> Records

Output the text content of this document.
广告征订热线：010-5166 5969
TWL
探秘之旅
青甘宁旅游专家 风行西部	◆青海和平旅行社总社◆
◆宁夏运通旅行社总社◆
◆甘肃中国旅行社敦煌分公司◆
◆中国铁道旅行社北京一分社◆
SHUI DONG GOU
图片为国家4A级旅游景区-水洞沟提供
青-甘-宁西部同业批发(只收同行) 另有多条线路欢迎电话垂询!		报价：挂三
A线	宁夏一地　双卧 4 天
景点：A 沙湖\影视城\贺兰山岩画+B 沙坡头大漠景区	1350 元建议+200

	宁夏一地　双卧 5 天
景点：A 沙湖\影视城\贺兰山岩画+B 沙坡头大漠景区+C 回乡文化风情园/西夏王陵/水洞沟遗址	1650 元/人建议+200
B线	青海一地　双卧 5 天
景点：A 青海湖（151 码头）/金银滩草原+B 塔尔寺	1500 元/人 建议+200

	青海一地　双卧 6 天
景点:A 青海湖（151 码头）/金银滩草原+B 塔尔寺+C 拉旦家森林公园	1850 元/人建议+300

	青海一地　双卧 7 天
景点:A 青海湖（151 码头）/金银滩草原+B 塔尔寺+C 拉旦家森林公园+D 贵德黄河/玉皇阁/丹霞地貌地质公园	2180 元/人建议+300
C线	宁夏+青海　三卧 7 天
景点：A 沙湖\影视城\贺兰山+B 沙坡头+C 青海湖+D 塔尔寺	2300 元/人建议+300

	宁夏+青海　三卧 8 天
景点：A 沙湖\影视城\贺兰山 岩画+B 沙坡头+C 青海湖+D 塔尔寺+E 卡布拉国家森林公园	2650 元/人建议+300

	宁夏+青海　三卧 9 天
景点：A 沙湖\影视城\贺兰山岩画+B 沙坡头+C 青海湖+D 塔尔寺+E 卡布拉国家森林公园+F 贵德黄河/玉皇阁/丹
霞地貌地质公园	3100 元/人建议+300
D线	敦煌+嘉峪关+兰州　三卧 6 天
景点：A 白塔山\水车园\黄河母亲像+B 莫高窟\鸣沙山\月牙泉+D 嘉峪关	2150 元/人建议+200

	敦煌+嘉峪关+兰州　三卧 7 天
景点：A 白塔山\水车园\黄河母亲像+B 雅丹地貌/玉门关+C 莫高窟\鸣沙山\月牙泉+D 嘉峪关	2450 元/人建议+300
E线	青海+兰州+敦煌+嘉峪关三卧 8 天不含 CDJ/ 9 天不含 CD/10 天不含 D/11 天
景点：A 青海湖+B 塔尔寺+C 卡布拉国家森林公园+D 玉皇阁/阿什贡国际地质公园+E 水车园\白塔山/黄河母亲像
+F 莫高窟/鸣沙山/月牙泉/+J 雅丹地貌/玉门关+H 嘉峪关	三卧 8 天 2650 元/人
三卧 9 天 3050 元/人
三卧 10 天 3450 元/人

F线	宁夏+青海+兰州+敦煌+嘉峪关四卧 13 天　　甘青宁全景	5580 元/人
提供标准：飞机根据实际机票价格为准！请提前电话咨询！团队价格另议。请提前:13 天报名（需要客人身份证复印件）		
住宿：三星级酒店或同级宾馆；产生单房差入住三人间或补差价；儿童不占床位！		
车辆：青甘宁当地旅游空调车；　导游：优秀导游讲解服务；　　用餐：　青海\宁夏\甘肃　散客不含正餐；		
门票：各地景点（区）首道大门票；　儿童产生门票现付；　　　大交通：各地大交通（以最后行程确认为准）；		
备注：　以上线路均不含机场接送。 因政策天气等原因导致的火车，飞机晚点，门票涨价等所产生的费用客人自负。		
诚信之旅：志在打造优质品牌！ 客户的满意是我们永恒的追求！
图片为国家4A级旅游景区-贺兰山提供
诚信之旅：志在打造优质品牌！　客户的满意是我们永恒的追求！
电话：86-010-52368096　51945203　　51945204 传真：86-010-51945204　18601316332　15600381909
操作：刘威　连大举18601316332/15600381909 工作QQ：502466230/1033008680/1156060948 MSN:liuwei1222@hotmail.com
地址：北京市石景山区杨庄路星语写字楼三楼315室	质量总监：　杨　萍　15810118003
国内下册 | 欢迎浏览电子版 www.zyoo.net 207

> Task description
Make a tally of the lines in this data that include the string "诚信之旅", and answer with that tally alone.

> Output for this task
2